#### [SET PROBLEM]
The entries below are to be written out again without alteration.

#### [RECORDS FOR THIS EXERCISE]
/---

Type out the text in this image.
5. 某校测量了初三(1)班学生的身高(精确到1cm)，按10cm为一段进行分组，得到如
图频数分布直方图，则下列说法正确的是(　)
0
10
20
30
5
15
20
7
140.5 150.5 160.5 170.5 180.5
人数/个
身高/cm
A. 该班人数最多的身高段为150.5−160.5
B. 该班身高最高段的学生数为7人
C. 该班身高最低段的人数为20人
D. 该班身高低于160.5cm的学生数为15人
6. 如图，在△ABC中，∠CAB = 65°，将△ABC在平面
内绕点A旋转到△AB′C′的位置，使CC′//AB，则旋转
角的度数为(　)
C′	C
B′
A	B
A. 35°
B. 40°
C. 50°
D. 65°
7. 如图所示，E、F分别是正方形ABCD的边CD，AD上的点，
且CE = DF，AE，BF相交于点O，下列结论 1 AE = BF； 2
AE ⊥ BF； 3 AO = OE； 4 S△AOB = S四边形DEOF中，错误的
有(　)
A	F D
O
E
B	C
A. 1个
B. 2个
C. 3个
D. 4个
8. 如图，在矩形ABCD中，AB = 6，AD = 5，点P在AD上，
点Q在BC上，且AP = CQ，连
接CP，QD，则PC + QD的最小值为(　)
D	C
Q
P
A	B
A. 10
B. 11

\---

#### [FULL OUTPUT]
Type out the text in this image.
5. 某校测量了初三(1)班学生的身高(精确到1cm)，按10cm为一段进行分组，得到如
图频数分布直方图，则下列说法正确的是(　)
0
10
20
30
5
15
20
7
140.5 150.5 160.5 170.5 180.5
人数/个
身高/cm
A. 该班人数最多的身高段为150.5−160.5
B. 该班身高最高段的学生数为7人
C. 该班身高最低段的人数为20人
D. 该班身高低于160.5cm的学生数为15人
6. 如图，在△ABC中，∠CAB = 65°，将△ABC在平面
内绕点A旋转到△AB′C′的位置，使CC′//AB，则旋转
角的度数为(　)
C′	C
B′
A	B
A. 35°
B. 40°
C. 50°
D. 65°
7. 如图所示，E、F分别是正方形ABCD的边CD，AD上的点，
且CE = DF，AE，BF相交于点O，下列结论 1 AE = BF； 2
AE ⊥ BF； 3 AO = OE； 4 S△AOB = S四边形DEOF中，错误的
有(　)
A	F D
O
E
B	C
A. 1个
B. 2个
C. 3个
D. 4个
8. 如图，在矩形ABCD中，AB = 6，AD = 5，点P在AD上，
点Q在BC上，且AP = CQ，连
接CP，QD，则PC + QD的最小值为(　)
D	C
Q
P
A	B
A. 10
B. 11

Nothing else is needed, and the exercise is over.